MATERIAL —
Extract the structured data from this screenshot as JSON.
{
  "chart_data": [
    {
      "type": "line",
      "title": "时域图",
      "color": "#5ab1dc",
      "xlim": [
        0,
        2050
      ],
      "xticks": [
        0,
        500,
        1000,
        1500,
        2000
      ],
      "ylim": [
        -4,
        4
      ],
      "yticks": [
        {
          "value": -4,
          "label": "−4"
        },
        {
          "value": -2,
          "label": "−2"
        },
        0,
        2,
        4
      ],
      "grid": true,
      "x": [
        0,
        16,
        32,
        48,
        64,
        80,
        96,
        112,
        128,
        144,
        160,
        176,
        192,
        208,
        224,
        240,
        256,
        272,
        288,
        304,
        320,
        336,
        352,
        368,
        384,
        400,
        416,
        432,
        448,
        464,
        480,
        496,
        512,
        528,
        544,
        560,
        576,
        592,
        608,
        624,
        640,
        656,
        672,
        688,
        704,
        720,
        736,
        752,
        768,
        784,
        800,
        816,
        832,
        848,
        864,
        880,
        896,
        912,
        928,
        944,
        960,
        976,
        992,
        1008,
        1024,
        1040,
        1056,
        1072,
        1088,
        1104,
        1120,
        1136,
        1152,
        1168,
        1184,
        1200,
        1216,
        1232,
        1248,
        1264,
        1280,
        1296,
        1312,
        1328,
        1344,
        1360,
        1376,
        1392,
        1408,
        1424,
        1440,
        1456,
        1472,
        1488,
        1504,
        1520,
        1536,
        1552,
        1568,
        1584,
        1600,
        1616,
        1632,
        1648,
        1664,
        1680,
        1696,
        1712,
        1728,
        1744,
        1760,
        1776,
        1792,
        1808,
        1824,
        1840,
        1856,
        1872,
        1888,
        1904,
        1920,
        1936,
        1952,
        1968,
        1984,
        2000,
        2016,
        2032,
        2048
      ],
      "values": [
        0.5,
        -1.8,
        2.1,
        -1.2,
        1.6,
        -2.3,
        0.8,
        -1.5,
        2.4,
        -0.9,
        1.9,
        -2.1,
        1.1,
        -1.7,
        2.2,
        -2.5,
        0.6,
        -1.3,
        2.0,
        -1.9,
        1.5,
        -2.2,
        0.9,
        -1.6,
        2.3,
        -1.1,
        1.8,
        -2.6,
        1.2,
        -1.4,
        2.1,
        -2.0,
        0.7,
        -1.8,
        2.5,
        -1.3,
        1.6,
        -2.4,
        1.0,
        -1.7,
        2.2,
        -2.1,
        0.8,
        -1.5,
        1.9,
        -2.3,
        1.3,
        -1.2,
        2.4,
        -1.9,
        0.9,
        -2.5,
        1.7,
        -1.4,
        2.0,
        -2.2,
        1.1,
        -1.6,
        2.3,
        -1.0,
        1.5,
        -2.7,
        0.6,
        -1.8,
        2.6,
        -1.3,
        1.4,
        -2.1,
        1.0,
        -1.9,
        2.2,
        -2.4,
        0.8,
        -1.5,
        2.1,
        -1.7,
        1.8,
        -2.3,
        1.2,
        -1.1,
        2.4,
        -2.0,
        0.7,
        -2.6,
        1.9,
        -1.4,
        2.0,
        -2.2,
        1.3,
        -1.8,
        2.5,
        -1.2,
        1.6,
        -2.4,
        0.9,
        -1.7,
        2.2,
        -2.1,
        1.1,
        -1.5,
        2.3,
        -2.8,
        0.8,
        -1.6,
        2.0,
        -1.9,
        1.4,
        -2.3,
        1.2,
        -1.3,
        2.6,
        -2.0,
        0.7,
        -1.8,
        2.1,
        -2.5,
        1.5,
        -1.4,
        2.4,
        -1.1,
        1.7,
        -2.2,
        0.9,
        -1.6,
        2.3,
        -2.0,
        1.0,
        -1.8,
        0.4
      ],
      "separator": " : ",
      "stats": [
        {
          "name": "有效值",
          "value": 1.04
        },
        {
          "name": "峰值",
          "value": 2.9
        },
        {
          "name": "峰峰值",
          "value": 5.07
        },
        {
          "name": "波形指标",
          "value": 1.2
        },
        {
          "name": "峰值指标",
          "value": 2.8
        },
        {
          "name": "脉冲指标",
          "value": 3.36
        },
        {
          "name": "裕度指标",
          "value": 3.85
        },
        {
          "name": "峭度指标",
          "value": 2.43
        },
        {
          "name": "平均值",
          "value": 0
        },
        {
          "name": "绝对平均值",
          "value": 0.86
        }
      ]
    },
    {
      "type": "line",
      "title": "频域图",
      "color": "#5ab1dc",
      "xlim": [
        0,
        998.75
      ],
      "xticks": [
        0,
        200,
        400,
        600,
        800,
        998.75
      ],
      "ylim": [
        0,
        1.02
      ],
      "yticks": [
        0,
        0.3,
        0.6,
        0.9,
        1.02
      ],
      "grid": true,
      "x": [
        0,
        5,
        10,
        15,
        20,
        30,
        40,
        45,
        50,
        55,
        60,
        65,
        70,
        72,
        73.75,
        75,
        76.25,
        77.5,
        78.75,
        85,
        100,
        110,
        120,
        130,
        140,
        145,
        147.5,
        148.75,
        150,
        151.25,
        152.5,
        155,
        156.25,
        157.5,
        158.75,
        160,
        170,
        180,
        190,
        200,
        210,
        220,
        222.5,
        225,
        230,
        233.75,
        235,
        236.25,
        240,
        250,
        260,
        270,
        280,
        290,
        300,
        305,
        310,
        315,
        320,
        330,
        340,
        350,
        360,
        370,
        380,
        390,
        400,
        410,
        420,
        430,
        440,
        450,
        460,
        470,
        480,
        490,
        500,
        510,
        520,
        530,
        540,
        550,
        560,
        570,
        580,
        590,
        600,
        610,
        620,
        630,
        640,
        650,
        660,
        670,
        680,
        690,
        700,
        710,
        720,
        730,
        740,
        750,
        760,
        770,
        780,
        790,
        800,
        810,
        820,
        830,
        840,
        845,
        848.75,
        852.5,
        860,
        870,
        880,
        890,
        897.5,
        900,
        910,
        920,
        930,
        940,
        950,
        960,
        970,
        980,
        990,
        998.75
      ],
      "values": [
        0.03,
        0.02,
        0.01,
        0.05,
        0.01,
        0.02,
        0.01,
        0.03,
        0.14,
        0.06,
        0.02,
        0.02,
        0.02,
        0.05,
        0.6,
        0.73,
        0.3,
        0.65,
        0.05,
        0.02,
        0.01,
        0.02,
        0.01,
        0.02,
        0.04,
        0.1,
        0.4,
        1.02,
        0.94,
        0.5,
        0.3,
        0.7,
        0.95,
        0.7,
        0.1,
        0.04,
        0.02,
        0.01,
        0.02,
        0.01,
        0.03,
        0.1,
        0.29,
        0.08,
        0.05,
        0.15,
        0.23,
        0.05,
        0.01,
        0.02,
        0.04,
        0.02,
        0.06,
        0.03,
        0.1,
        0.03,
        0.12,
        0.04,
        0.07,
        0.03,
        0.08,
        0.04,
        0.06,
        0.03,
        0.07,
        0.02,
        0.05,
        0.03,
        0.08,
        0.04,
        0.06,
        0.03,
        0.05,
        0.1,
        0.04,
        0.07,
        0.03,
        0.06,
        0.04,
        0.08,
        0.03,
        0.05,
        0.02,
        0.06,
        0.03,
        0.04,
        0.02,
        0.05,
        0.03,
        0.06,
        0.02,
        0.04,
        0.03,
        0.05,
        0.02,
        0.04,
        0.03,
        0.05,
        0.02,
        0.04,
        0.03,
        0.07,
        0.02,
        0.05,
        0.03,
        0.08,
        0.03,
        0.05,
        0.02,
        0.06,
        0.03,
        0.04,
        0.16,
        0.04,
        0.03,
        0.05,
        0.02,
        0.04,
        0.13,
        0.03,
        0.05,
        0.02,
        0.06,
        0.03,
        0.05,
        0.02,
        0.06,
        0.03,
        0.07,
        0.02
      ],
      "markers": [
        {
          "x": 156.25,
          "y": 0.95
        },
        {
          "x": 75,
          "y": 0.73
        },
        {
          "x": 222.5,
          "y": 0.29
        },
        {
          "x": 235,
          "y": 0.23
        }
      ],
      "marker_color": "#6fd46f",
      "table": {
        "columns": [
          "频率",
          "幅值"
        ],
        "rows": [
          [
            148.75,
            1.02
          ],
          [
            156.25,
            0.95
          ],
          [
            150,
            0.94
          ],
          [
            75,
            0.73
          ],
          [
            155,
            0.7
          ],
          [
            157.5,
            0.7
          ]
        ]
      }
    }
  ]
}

YOUR GOAL — In the records above, locate each line with the word "name". Copy all such lines.

EXPECTED ANSWER —
          "name": "有效值",
          "name": "峰值",
          "name": "峰峰值",
          "name": "波形指标",
          "name": "峰值指标",
          "name": "脉冲指标",
          "name": "裕度指标",
          "name": "峭度指标",
          "name": "平均值",
          "name": "绝对平均值",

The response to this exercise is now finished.